* [TASK REQUIREMENTS]
Check every line of the data below for the string "HORA", and copy the ones that hold it.

* [DATASET EXCERPTS]
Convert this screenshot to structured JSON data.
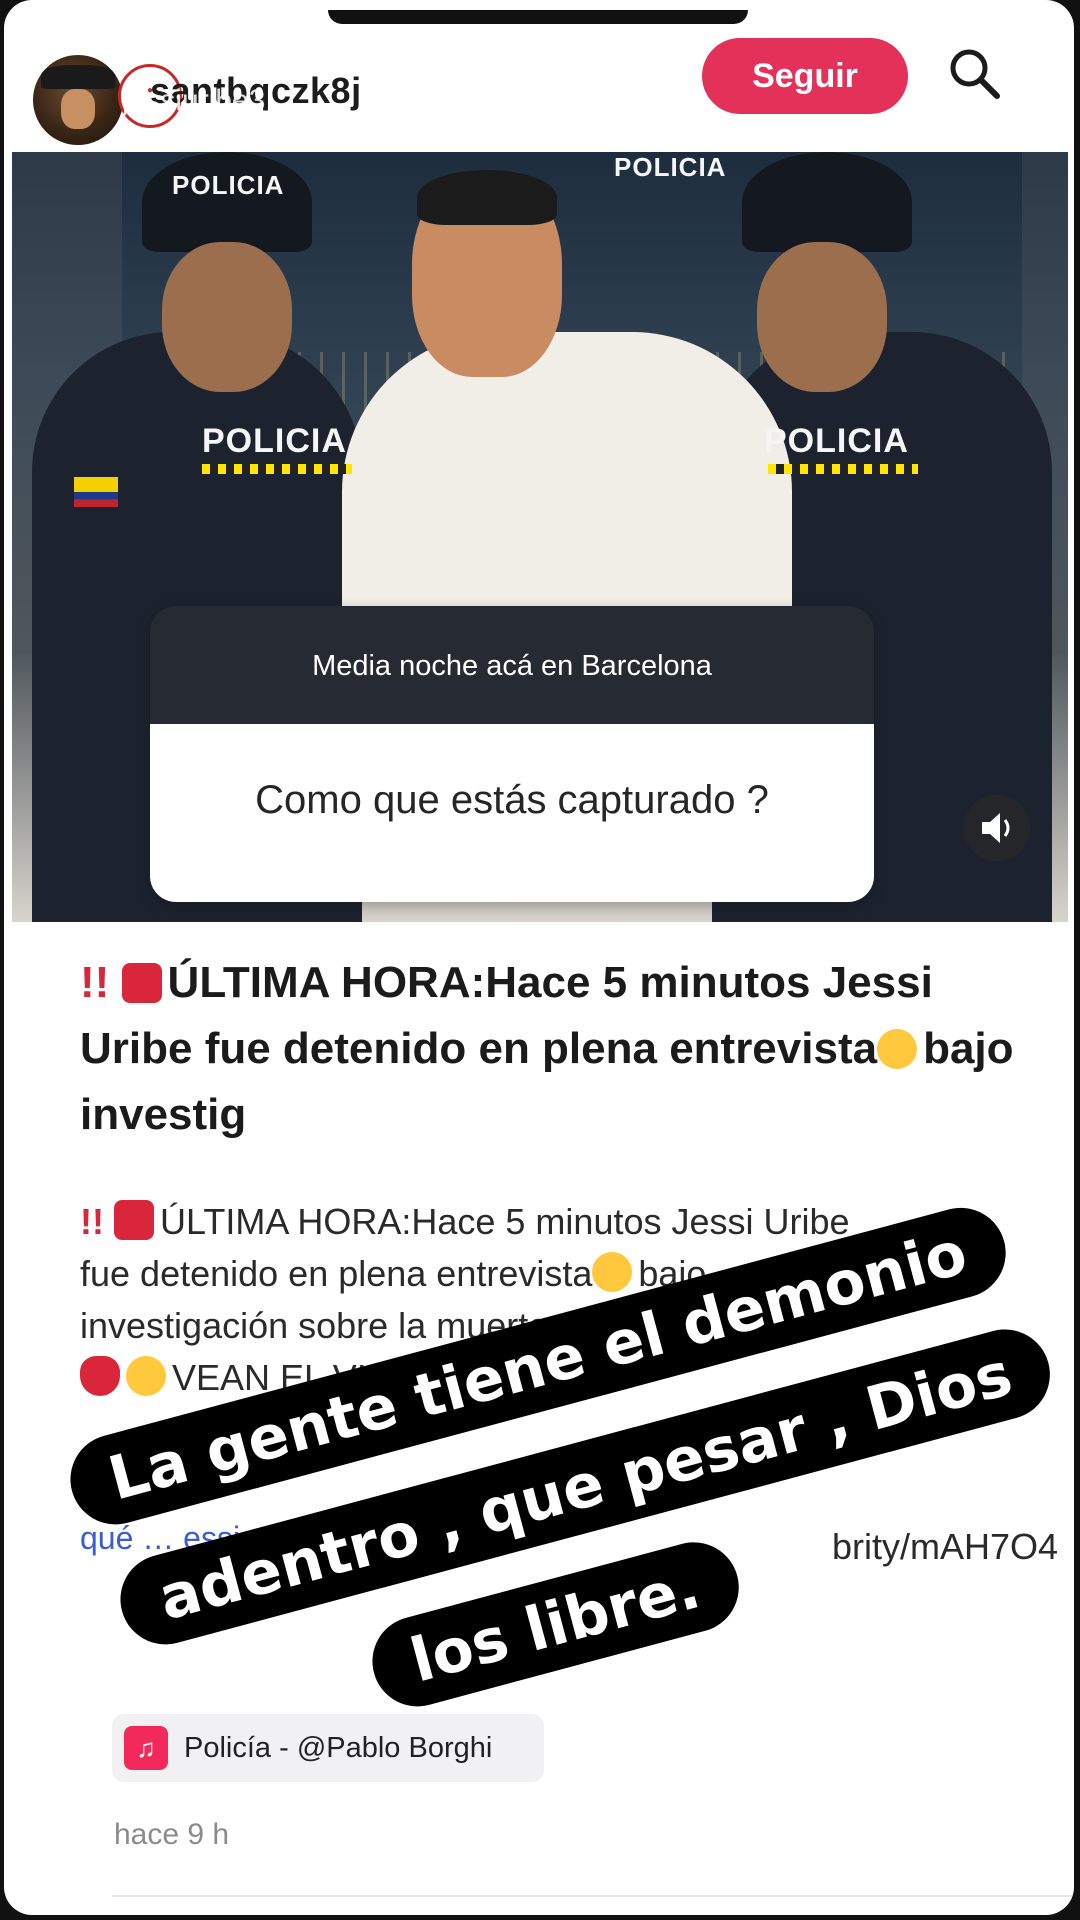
{
  "header": {
    "username": "santbqczk8j",
    "username_overlay": "jessiuribe3",
    "follow_label": "Seguir",
    "overflow_label": "..."
  },
  "photo": {
    "vest_label": "POLICIA",
    "vest_label_right": "POLICIA",
    "cap_label": "POLICIA",
    "cap_label_right": "POLICIA"
  },
  "question": {
    "prompt": "Media noche acá en Barcelona",
    "answer": "Como que estás capturado ?"
  },
  "article": {
    "headline_prefix": "!!",
    "headline": "ÚLTIMA HORA:Hace 5 minutos Jessi Uribe fue detenido en plena entrevista",
    "headline_tail": "bajo investig",
    "body_prefix": "!!",
    "body_line1": "ÚLTIMA HORA:Hace 5 minutos Jessi Uribe",
    "body_line2": "fue detenido en plena entrevista",
    "body_line2_tail": "bajo",
    "body_line3": "investigación sobre la muerte",
    "body_line4": "VEAN EL VID",
    "link_fragment": "brity/mAH7O4",
    "search_link": "qué … essi uribe hoy"
  },
  "overlay_stickers": {
    "line1": "La gente tiene el demonio",
    "line2": "adentro , que pesar , Dios",
    "line3": "los libre."
  },
  "music": {
    "icon": "music-note-icon",
    "label": "Policía - @Pablo Borghi"
  },
  "footer": {
    "time_ago": "hace 9 h"
  },
  "colors": {
    "follow_button": "#e3315a",
    "question_header": "#262a33",
    "link": "#3b5bd9"
  }
}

* [THE RESPONSE]
    "headline": "ÚLTIMA HORA:Hace 5 minutos Jessi Uribe fue detenido en plena entrevista",
    "body_line1": "ÚLTIMA HORA:Hace 5 minutos Jessi Uribe",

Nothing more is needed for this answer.